■ DATA PROVIDED
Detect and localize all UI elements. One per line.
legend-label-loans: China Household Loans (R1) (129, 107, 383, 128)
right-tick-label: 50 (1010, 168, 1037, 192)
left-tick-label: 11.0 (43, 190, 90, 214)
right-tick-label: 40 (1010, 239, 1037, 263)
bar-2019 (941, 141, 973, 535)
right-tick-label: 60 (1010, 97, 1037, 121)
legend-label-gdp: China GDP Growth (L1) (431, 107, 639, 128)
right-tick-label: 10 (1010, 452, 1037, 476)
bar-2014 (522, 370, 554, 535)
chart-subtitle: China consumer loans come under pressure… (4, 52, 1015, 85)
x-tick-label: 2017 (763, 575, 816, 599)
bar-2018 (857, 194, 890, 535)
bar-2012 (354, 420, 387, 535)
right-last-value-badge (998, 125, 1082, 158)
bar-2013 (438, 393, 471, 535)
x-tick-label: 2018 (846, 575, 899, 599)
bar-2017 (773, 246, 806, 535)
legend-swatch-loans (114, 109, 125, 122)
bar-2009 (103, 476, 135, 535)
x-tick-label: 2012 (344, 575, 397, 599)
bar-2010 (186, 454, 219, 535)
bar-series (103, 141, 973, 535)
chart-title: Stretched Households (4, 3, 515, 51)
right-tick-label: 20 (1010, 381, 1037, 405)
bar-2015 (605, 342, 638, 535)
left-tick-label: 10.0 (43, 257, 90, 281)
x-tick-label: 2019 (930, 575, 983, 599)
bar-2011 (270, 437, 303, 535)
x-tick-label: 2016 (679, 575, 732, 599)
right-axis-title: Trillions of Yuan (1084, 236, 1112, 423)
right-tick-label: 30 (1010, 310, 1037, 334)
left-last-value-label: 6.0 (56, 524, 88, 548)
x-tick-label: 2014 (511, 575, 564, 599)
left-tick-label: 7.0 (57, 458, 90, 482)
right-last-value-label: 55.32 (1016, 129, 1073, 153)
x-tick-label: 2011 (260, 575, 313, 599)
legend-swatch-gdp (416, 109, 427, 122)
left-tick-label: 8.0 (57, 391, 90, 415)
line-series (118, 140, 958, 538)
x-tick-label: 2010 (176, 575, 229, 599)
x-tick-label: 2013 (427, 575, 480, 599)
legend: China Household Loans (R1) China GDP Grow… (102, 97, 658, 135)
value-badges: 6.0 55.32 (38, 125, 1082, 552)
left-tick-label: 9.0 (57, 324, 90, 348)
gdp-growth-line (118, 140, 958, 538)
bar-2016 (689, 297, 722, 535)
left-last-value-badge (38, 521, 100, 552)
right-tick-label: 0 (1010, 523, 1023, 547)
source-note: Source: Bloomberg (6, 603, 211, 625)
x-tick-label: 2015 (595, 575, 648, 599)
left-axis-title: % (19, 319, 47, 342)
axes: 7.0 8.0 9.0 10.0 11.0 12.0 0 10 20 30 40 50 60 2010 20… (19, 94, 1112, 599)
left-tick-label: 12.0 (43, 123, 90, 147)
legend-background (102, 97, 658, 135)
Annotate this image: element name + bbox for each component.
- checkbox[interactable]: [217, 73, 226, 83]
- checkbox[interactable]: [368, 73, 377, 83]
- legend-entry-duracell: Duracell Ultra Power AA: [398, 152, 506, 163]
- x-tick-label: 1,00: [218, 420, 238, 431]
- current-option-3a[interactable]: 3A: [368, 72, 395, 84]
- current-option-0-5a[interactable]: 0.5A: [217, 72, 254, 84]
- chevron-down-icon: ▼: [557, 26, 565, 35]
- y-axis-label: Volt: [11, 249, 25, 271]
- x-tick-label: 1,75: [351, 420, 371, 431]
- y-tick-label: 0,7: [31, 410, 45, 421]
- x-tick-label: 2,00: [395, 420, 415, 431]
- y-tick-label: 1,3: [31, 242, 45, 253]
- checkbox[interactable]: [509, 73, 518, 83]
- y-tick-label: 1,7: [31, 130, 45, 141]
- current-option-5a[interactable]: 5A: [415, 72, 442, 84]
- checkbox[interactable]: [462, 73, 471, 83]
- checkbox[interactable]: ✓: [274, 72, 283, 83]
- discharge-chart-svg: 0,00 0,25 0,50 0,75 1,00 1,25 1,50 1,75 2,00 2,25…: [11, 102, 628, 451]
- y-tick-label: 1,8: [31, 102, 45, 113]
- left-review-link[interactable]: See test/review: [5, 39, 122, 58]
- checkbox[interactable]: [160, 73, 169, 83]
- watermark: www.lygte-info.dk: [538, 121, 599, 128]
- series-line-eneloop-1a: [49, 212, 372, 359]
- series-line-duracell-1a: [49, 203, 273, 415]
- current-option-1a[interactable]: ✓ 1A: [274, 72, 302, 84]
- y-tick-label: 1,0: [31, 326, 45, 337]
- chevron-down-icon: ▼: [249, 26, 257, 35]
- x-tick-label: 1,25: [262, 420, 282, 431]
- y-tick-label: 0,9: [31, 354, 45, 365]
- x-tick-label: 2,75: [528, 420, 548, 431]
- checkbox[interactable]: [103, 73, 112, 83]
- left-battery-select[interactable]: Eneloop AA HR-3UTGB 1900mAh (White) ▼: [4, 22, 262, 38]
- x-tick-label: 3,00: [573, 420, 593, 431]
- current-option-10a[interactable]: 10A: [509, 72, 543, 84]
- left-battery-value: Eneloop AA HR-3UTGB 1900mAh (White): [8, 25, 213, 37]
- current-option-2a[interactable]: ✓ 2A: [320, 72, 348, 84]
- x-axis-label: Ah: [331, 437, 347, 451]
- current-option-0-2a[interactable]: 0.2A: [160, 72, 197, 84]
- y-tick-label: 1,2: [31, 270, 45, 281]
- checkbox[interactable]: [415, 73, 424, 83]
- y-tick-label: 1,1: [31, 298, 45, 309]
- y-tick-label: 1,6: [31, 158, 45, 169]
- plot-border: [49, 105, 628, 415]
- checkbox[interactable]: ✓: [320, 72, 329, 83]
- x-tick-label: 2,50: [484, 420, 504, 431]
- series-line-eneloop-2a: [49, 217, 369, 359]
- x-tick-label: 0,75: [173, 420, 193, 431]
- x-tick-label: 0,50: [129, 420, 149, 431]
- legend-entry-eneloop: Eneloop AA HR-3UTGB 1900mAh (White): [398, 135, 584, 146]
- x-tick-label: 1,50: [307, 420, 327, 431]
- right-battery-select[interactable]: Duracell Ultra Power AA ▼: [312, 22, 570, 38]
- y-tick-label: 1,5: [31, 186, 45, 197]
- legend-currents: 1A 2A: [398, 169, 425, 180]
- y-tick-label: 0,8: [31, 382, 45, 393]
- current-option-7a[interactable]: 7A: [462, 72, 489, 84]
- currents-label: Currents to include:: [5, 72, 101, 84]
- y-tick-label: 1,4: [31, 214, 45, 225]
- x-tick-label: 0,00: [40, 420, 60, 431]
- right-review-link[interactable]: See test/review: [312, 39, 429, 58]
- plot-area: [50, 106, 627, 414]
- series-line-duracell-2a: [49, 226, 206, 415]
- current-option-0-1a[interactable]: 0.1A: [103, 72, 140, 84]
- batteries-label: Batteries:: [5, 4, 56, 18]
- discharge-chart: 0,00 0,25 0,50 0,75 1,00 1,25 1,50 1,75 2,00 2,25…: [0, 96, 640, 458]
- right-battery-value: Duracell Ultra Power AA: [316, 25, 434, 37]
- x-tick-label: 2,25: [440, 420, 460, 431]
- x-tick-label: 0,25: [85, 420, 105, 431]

■ SHORT EXERCISE
Copy every line of the records above verbatim, in the same order and with the same formatting.

■ WRITTEN RESPONSE
Detect and localize all UI elements. One per line.
legend-label-loans: China Household Loans (R1) (129, 107, 383, 128)
right-tick-label: 50 (1010, 168, 1037, 192)
left-tick-label: 11.0 (43, 190, 90, 214)
right-tick-label: 40 (1010, 239, 1037, 263)
bar-2019 (941, 141, 973, 535)
right-tick-label: 60 (1010, 97, 1037, 121)
legend-label-gdp: China GDP Growth (L1) (431, 107, 639, 128)
right-tick-label: 10 (1010, 452, 1037, 476)
bar-2014 (522, 370, 554, 535)
chart-subtitle: China consumer loans come under pressure… (4, 52, 1015, 85)
x-tick-label: 2017 (763, 575, 816, 599)
bar-2018 (857, 194, 890, 535)
bar-2012 (354, 420, 387, 535)
right-last-value-badge (998, 125, 1082, 158)
bar-2013 (438, 393, 471, 535)
x-tick-label: 2018 (846, 575, 899, 599)
bar-2017 (773, 246, 806, 535)
legend-swatch-loans (114, 109, 125, 122)
bar-2009 (103, 476, 135, 535)
x-tick-label: 2012 (344, 575, 397, 599)
bar-2010 (186, 454, 219, 535)
bar-series (103, 141, 973, 535)
chart-title: Stretched Households (4, 3, 515, 51)
right-tick-label: 20 (1010, 381, 1037, 405)
bar-2015 (605, 342, 638, 535)
left-tick-label: 10.0 (43, 257, 90, 281)
x-tick-label: 2019 (930, 575, 983, 599)
bar-2011 (270, 437, 303, 535)
x-tick-label: 2016 (679, 575, 732, 599)
right-axis-title: Trillions of Yuan (1084, 236, 1112, 423)
right-tick-label: 30 (1010, 310, 1037, 334)
left-last-value-label: 6.0 (56, 524, 88, 548)
x-tick-label: 2014 (511, 575, 564, 599)
left-tick-label: 7.0 (57, 458, 90, 482)
right-last-value-label: 55.32 (1016, 129, 1073, 153)
x-tick-label: 2011 (260, 575, 313, 599)
legend-swatch-gdp (416, 109, 427, 122)
left-tick-label: 8.0 (57, 391, 90, 415)
line-series (118, 140, 958, 538)
x-tick-label: 2010 (176, 575, 229, 599)
x-tick-label: 2013 (427, 575, 480, 599)
legend: China Household Loans (R1) China GDP Grow… (102, 97, 658, 135)
value-badges: 6.0 55.32 (38, 125, 1082, 552)
left-tick-label: 9.0 (57, 324, 90, 348)
gdp-growth-line (118, 140, 958, 538)
bar-2016 (689, 297, 722, 535)
left-last-value-badge (38, 521, 100, 552)
right-tick-label: 0 (1010, 523, 1023, 547)
source-note: Source: Bloomberg (6, 603, 211, 625)
x-tick-label: 2015 (595, 575, 648, 599)
left-axis-title: % (19, 319, 47, 342)
axes: 7.0 8.0 9.0 10.0 11.0 12.0 0 10 20 30 40 50 60 2010 20… (19, 94, 1112, 599)
left-tick-label: 12.0 (43, 123, 90, 147)
legend-background (102, 97, 658, 135)
Annotate this image: element name + bbox for each component.
- checkbox[interactable]: [217, 73, 226, 83]
- checkbox[interactable]: [368, 73, 377, 83]
- legend-entry-duracell: Duracell Ultra Power AA: [398, 152, 506, 163]
- x-tick-label: 1,00: [218, 420, 238, 431]
- current-option-3a[interactable]: 3A: [368, 72, 395, 84]
- current-option-0-5a[interactable]: 0.5A: [217, 72, 254, 84]
- chevron-down-icon: ▼: [557, 26, 565, 35]
- y-axis-label: Volt: [11, 249, 25, 271]
- x-tick-label: 1,75: [351, 420, 371, 431]
- y-tick-label: 0,7: [31, 410, 45, 421]
- x-tick-label: 2,00: [395, 420, 415, 431]
- y-tick-label: 1,3: [31, 242, 45, 253]
- checkbox[interactable]: [509, 73, 518, 83]
- y-tick-label: 1,7: [31, 130, 45, 141]
- current-option-5a[interactable]: 5A: [415, 72, 442, 84]
- checkbox[interactable]: [462, 73, 471, 83]
- checkbox[interactable]: ✓: [274, 72, 283, 83]
- discharge-chart-svg: 0,00 0,25 0,50 0,75 1,00 1,25 1,50 1,75 2,00 2,25…: [11, 102, 628, 451]
- y-tick-label: 1,8: [31, 102, 45, 113]
- left-review-link[interactable]: See test/review: [5, 39, 122, 58]
- checkbox[interactable]: [160, 73, 169, 83]
- watermark: www.lygte-info.dk: [538, 121, 599, 128]
- series-line-eneloop-1a: [49, 212, 372, 359]
- series-line-duracell-1a: [49, 203, 273, 415]
- current-option-1a[interactable]: ✓ 1A: [274, 72, 302, 84]
- y-tick-label: 1,0: [31, 326, 45, 337]
- chevron-down-icon: ▼: [249, 26, 257, 35]
- x-tick-label: 1,25: [262, 420, 282, 431]
- y-tick-label: 0,9: [31, 354, 45, 365]
- x-tick-label: 2,75: [528, 420, 548, 431]
- checkbox[interactable]: [103, 73, 112, 83]
- left-battery-select[interactable]: Eneloop AA HR-3UTGB 1900mAh (White) ▼: [4, 22, 262, 38]
- x-tick-label: 3,00: [573, 420, 593, 431]
- current-option-10a[interactable]: 10A: [509, 72, 543, 84]
- left-battery-value: Eneloop AA HR-3UTGB 1900mAh (White): [8, 25, 213, 37]
- current-option-2a[interactable]: ✓ 2A: [320, 72, 348, 84]
- x-axis-label: Ah: [331, 437, 347, 451]
- current-option-0-2a[interactable]: 0.2A: [160, 72, 197, 84]
- y-tick-label: 1,2: [31, 270, 45, 281]
- checkbox[interactable]: [415, 73, 424, 83]
- y-tick-label: 1,1: [31, 298, 45, 309]
- y-tick-label: 1,6: [31, 158, 45, 169]
- plot-border: [49, 105, 628, 415]
- checkbox[interactable]: ✓: [320, 72, 329, 83]
- x-tick-label: 2,50: [484, 420, 504, 431]
- series-line-eneloop-2a: [49, 217, 369, 359]
- x-tick-label: 0,75: [173, 420, 193, 431]
- x-tick-label: 0,50: [129, 420, 149, 431]
- legend-entry-eneloop: Eneloop AA HR-3UTGB 1900mAh (White): [398, 135, 584, 146]
- x-tick-label: 1,50: [307, 420, 327, 431]
- right-battery-select[interactable]: Duracell Ultra Power AA ▼: [312, 22, 570, 38]
- y-tick-label: 1,5: [31, 186, 45, 197]
- legend-currents: 1A 2A: [398, 169, 425, 180]
- y-tick-label: 0,8: [31, 382, 45, 393]
- current-option-7a[interactable]: 7A: [462, 72, 489, 84]
- currents-label: Currents to include:: [5, 72, 101, 84]
- y-tick-label: 1,4: [31, 214, 45, 225]
- x-tick-label: 0,00: [40, 420, 60, 431]
- right-review-link[interactable]: See test/review: [312, 39, 429, 58]
- plot-area: [50, 106, 627, 414]
- series-line-duracell-2a: [49, 226, 206, 415]
- current-option-0-1a[interactable]: 0.1A: [103, 72, 140, 84]
- batteries-label: Batteries:: [5, 4, 56, 18]
- discharge-chart: 0,00 0,25 0,50 0,75 1,00 1,25 1,50 1,75 2,00 2,25…: [0, 96, 640, 458]
- right-battery-value: Duracell Ultra Power AA: [316, 25, 434, 37]
- x-tick-label: 2,25: [440, 420, 460, 431]
- x-tick-label: 0,25: [85, 420, 105, 431]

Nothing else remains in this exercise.